Work to do.
Extract each line containing the string "text".

Working data.
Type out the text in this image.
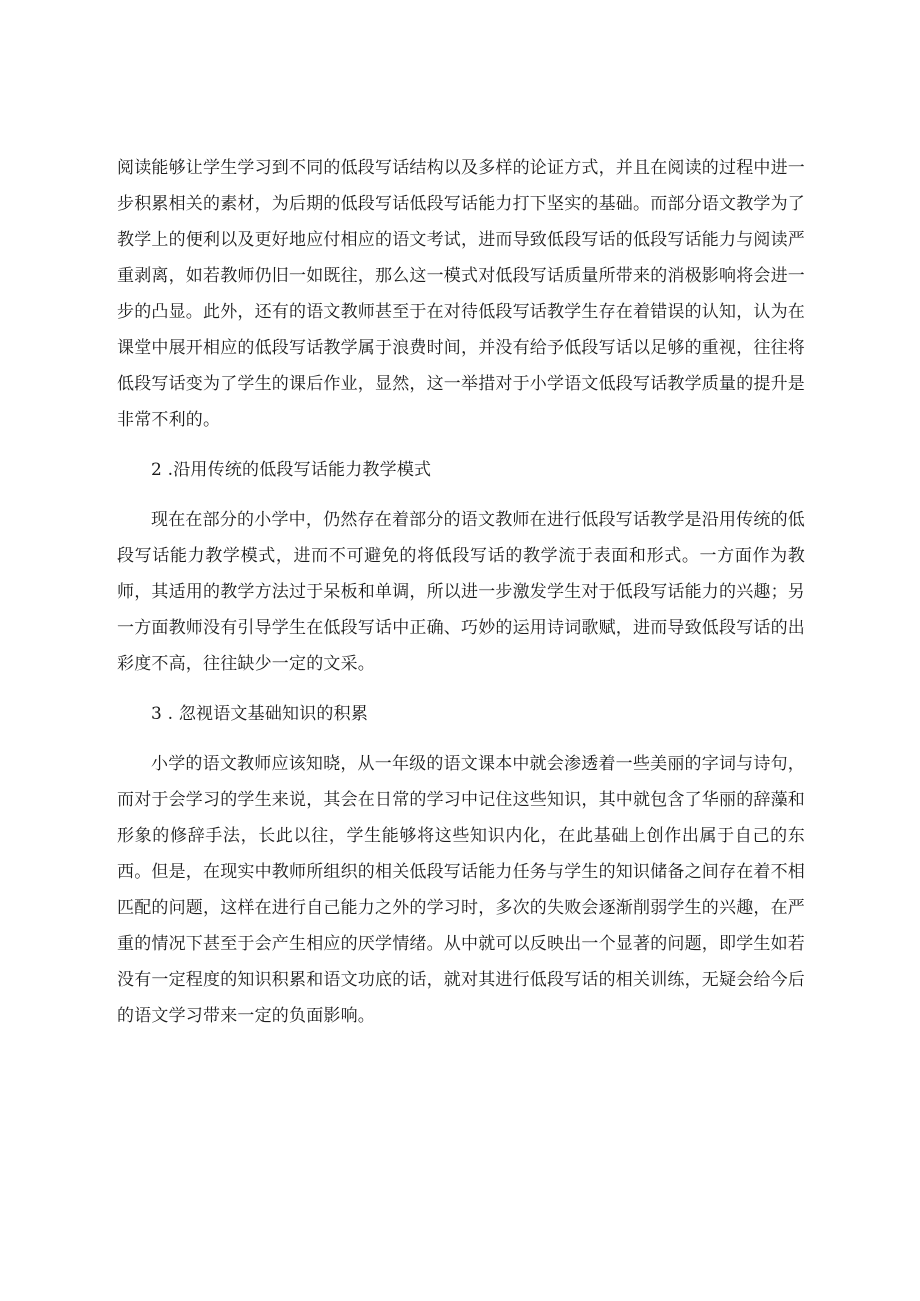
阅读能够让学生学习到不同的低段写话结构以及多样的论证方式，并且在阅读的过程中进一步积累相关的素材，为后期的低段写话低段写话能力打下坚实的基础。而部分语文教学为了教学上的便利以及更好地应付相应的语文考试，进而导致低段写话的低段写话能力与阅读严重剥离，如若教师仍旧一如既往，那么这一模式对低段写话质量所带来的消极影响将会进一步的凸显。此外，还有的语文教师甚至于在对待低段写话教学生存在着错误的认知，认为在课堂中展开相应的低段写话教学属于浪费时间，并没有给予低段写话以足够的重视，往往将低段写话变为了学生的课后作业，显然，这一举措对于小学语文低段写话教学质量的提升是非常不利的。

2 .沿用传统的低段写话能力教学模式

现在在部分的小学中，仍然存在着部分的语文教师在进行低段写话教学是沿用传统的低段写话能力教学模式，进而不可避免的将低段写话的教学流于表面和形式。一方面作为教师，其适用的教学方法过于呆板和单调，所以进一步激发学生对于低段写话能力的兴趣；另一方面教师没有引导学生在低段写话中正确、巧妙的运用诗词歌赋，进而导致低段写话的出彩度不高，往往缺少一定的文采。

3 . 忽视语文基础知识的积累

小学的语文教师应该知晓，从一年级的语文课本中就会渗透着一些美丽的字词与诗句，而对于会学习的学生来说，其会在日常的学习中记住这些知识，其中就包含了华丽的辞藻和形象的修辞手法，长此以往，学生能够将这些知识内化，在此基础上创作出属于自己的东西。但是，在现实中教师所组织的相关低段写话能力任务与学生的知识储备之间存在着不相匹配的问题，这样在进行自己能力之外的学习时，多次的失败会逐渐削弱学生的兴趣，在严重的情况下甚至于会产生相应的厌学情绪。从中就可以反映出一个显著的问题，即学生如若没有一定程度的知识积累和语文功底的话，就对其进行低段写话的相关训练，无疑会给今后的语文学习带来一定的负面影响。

==

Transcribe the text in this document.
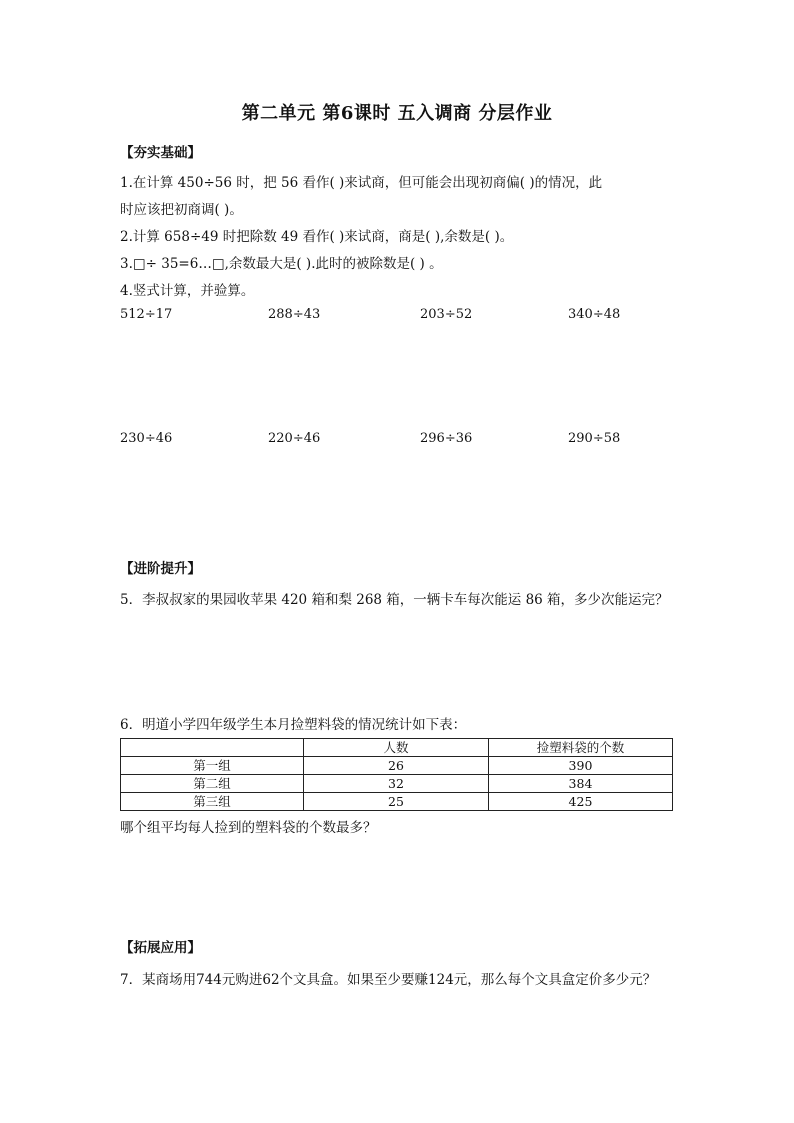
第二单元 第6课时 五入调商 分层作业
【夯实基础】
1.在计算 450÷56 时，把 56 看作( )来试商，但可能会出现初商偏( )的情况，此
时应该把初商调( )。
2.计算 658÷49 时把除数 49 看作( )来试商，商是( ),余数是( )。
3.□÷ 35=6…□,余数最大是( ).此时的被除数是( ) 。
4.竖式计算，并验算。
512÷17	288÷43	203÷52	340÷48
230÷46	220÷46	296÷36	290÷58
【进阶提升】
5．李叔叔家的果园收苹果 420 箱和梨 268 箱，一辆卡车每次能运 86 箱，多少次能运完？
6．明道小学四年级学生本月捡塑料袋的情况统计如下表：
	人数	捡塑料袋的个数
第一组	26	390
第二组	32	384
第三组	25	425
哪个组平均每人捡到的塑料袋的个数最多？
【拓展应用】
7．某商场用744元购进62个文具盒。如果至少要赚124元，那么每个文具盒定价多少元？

Worked answer.
Type out the text in this image.
Transcribe the text in this document.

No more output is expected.